-- start Text excerpt --

The Escorts, also known as the Legendary Escorts, were an American R&B group formed in Rahway State Prison in 1970.

Background 
While incarcerated at Trenton State Prison in 1968, founding member Reginald Prophet Haynes began practicing doo-wop singing with fellow prisoners. In 1970, after members of the group were transferred to Rahway State Prison, they first performed as the Escorts at a prison talent show, where they caught the attention of Motown producer George Kerr.

In 1973, Kerr returned to Rahway with a mobile recording unit, resulting in the Escorts' debut album, All We Need is Another Chance, followed by Three Down, Four to Go (1974).

Legacy 
The Escorts have been sampled by hip hop artists including J Dilla and Public Enemy. They are the subject of Corbett Jones' 2017 documentary film, All We Need Is Another Chance, and a version of the group has continued to tour as the Legendary Escorts. Jill Scott used the track from, "Look Over Your Shoulder", for her song, "Family Reunion" on her 2004 album, Beautifully Human.

-- end Text excerpt --
-- start Record list --

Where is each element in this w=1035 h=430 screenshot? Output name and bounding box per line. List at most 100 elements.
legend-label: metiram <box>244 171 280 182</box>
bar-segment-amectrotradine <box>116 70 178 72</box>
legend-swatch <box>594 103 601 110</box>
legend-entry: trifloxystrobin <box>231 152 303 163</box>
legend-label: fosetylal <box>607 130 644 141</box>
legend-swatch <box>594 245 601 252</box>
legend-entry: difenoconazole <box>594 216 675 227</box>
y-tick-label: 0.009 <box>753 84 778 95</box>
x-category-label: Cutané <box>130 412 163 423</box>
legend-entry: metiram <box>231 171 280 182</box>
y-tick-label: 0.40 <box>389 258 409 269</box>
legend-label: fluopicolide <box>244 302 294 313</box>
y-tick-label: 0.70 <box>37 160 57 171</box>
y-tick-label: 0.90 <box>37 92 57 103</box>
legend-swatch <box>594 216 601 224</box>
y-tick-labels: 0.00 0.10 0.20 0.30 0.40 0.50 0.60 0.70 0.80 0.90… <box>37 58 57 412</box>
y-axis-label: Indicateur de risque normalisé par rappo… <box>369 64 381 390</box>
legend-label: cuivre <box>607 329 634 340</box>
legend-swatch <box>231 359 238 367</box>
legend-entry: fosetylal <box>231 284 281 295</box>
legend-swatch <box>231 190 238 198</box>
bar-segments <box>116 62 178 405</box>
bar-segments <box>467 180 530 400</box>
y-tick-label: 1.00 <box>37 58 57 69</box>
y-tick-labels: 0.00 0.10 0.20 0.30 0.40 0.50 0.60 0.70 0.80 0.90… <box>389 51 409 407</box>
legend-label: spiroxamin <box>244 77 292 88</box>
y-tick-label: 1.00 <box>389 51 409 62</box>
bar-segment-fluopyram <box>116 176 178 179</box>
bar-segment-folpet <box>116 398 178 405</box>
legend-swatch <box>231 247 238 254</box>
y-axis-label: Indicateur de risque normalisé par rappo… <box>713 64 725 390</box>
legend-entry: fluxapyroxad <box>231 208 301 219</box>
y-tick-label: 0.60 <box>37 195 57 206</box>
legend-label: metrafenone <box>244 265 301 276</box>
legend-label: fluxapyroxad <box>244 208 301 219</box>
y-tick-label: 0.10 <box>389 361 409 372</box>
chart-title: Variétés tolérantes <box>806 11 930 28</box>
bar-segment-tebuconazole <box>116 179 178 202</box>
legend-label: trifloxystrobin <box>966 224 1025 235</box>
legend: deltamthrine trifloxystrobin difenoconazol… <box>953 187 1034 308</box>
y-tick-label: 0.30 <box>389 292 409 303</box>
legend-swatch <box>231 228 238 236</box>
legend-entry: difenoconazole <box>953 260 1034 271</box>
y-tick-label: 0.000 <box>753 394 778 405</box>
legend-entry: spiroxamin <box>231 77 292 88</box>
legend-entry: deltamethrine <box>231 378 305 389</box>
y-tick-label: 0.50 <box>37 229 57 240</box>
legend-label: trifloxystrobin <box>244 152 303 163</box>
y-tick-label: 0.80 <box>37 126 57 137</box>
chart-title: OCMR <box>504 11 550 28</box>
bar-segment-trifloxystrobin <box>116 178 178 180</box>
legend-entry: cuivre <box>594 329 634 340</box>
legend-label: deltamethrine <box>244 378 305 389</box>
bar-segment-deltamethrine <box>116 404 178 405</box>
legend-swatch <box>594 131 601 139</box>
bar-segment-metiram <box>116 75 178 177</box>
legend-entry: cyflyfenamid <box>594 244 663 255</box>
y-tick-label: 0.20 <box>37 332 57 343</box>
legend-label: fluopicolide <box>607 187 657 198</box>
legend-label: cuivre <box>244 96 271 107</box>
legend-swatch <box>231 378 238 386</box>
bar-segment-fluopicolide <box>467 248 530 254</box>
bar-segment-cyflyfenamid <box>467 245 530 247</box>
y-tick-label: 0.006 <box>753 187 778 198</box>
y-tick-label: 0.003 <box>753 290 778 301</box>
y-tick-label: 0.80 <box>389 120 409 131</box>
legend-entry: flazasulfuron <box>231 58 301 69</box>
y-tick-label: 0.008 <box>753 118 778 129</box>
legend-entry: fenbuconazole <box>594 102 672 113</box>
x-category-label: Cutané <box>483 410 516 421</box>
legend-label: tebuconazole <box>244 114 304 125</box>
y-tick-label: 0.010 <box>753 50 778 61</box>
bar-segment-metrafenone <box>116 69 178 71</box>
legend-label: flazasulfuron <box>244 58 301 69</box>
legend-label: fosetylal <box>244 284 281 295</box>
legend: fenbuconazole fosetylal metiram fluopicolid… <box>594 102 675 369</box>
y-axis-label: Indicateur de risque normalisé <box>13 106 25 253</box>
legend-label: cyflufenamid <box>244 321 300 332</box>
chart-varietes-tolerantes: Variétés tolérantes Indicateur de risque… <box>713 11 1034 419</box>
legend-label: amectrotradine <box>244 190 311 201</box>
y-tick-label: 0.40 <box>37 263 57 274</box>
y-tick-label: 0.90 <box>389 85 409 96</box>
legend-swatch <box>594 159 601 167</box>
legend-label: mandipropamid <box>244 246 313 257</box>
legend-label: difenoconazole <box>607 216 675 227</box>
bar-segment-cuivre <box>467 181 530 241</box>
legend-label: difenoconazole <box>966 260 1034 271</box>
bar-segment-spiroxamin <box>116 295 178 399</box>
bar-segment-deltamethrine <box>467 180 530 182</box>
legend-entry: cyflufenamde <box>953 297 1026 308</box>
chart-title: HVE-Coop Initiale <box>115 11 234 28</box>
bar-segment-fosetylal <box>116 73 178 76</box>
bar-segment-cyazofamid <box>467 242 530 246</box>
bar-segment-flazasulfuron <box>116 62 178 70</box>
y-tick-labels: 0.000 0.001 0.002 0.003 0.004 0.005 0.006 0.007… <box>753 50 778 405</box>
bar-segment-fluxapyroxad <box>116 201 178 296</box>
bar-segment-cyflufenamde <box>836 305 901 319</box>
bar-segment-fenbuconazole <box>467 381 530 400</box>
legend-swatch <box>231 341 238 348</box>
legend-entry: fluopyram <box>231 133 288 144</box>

-- end Record list --

◆ **Stated exercise A**
Summarize the text on the Escorts in two sentences.
◆ **Stated exercise B**
Render the rows as a Markdown table with the columns Nr and Entry, starting at the first row and ending at the row containing "legend-entry: metiram <box>231".

◆ **Task result A**
The Escorts were an American R&B group formed in Rahway State Prison in 1970; they caught the attention of Motown producer George Kerr at a prison talent show, and he later returned with a mobile recording unit to make their debut album, All We Need is Another Chance. The group has since been sampled by hip hop artists and is the subject of a 2017 documentary film, and a version of it has continued to tour as the Legendary Escorts.

◆ **Task result B**
| Nr | Entry |
|---|---|
| 1 | Where is each element in this w=1035 h=430 screenshot? Output name and bounding box per line. List at most 100 elements. |
| 2 | legend-label: metiram <box>244 171 280 182</box> |
| 3 | bar-segment-amectrotradine <box>116 70 178 72</box> |
| 4 | legend-swatch <box>594 103 601 110</box> |
| 5 | legend-entry: trifloxystrobin <box>231 152 303 163</box> |
| 6 | legend-label: fosetylal <box>607 130 644 141</box> |
| 7 | legend-swatch <box>594 245 601 252</box> |
| 8 | legend-entry: difenoconazole <box>594 216 675 227</box> |
| 9 | y-tick-label: 0.009 <box>753 84 778 95</box> |
| 10 | x-category-label: Cutané <box>130 412 163 423</box> |
| 11 | legend-entry: metiram <box>231 171 280 182</box> |